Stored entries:
--- begin ---
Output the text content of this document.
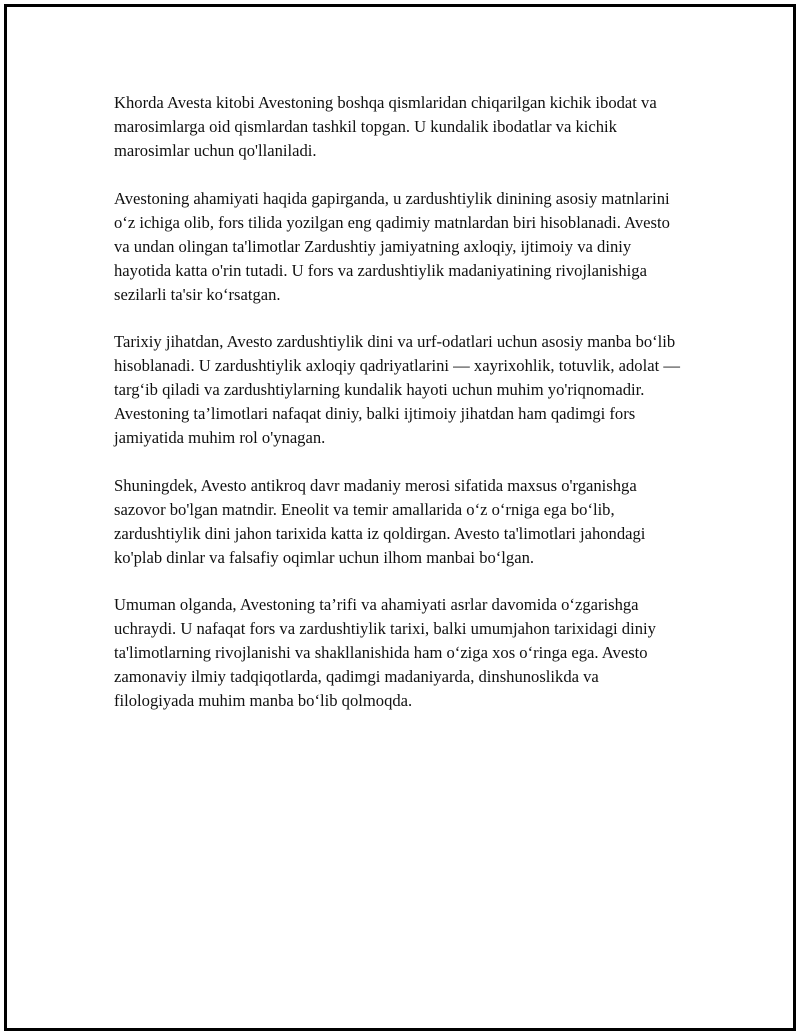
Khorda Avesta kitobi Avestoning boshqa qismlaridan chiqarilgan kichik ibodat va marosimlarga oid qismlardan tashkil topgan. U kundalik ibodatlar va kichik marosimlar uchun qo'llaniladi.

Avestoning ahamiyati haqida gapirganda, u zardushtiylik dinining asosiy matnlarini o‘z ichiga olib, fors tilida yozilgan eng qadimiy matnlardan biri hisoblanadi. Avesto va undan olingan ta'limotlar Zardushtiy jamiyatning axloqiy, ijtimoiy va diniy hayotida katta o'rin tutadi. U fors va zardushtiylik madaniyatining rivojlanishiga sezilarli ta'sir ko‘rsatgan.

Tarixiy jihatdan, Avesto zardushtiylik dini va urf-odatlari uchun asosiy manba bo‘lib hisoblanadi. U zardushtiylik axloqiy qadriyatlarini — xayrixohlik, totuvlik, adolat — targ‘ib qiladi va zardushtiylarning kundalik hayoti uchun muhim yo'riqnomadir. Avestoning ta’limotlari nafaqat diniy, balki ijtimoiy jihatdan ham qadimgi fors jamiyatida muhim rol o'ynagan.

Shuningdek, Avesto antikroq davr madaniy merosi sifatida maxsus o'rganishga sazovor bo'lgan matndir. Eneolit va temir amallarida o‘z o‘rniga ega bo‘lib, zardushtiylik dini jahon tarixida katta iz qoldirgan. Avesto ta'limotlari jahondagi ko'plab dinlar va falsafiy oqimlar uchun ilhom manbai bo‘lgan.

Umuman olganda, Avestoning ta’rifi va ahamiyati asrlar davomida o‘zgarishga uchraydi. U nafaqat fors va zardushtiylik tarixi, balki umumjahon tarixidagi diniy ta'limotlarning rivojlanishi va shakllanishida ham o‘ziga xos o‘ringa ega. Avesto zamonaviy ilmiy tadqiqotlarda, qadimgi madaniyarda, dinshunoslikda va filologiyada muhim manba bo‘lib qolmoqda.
--- end ---
--- begin ---
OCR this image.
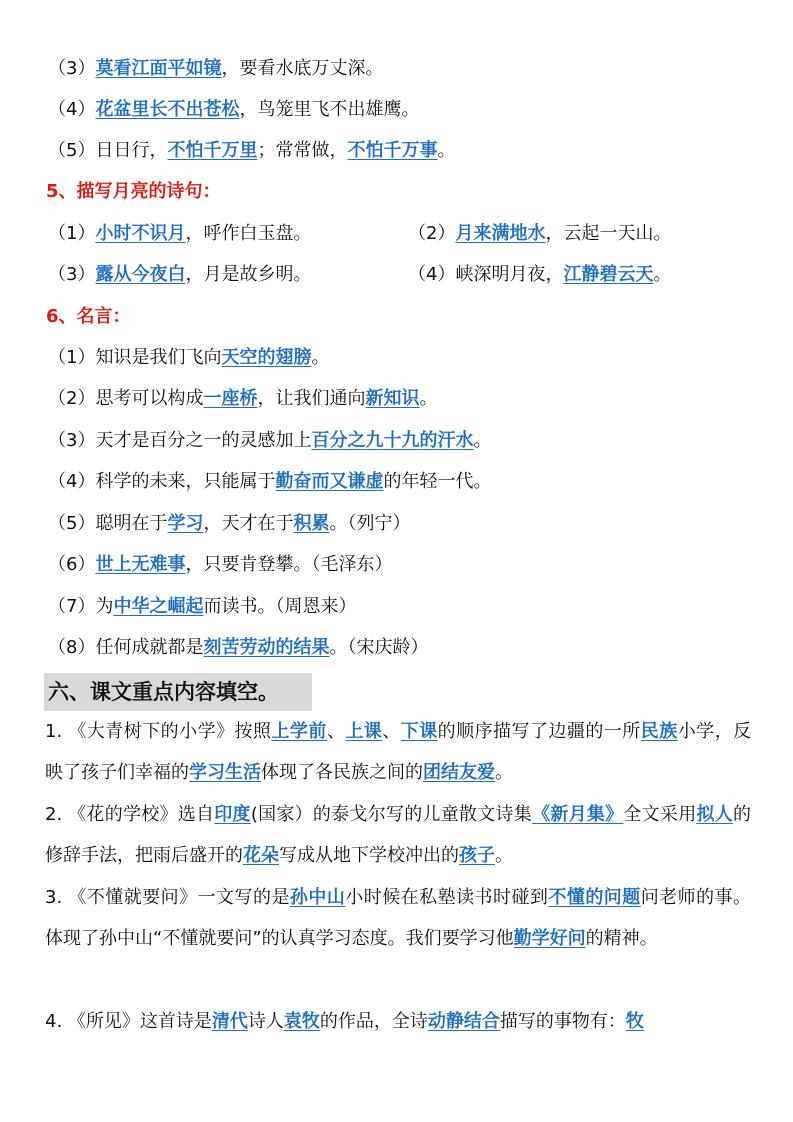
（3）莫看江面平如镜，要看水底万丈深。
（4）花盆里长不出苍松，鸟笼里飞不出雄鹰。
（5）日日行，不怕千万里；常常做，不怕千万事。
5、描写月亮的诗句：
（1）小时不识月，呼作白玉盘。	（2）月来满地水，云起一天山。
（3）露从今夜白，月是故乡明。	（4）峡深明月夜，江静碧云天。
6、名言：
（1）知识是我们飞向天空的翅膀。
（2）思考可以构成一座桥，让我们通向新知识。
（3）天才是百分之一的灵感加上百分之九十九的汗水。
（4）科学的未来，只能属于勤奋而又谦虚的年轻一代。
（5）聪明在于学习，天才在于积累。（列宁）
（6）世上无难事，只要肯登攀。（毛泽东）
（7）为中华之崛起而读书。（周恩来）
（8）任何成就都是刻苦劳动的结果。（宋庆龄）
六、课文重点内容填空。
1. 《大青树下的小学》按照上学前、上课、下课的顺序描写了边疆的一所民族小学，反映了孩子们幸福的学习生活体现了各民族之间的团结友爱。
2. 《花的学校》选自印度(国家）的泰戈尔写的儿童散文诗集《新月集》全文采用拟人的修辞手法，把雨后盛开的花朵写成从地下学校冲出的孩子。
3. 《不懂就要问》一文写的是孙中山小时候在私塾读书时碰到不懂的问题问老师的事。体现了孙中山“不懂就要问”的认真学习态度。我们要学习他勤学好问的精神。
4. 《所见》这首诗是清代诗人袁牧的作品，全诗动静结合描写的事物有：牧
--- end ---
- [Challenge] Gather each line of the listing containing the word "hisoblanadi" and show it.

- [Answer to this exercise]
Avestoning ahamiyati haqida gapirganda, u zardushtiylik dinining asosiy matnlarini o‘z ichiga olib, fors tilida yozilgan eng qadimiy matnlardan biri hisoblanadi. Avesto va undan olingan ta'limotlar Zardushtiy jamiyatning axloqiy, ijtimoiy va diniy hayotida katta o'rin tutadi. U fors va zardushtiylik madaniyatining rivojlanishiga sezilarli ta'sir ko‘rsatgan.
Tarixiy jihatdan, Avesto zardushtiylik dini va urf-odatlari uchun asosiy manba bo‘lib hisoblanadi. U zardushtiylik axloqiy qadriyatlarini — xayrixohlik, totuvlik, adolat — targ‘ib qiladi va zardushtiylarning kundalik hayoti uchun muhim yo'riqnomadir. Avestoning ta’limotlari nafaqat diniy, balki ijtimoiy jihatdan ham qadimgi fors jamiyatida muhim rol o'ynagan.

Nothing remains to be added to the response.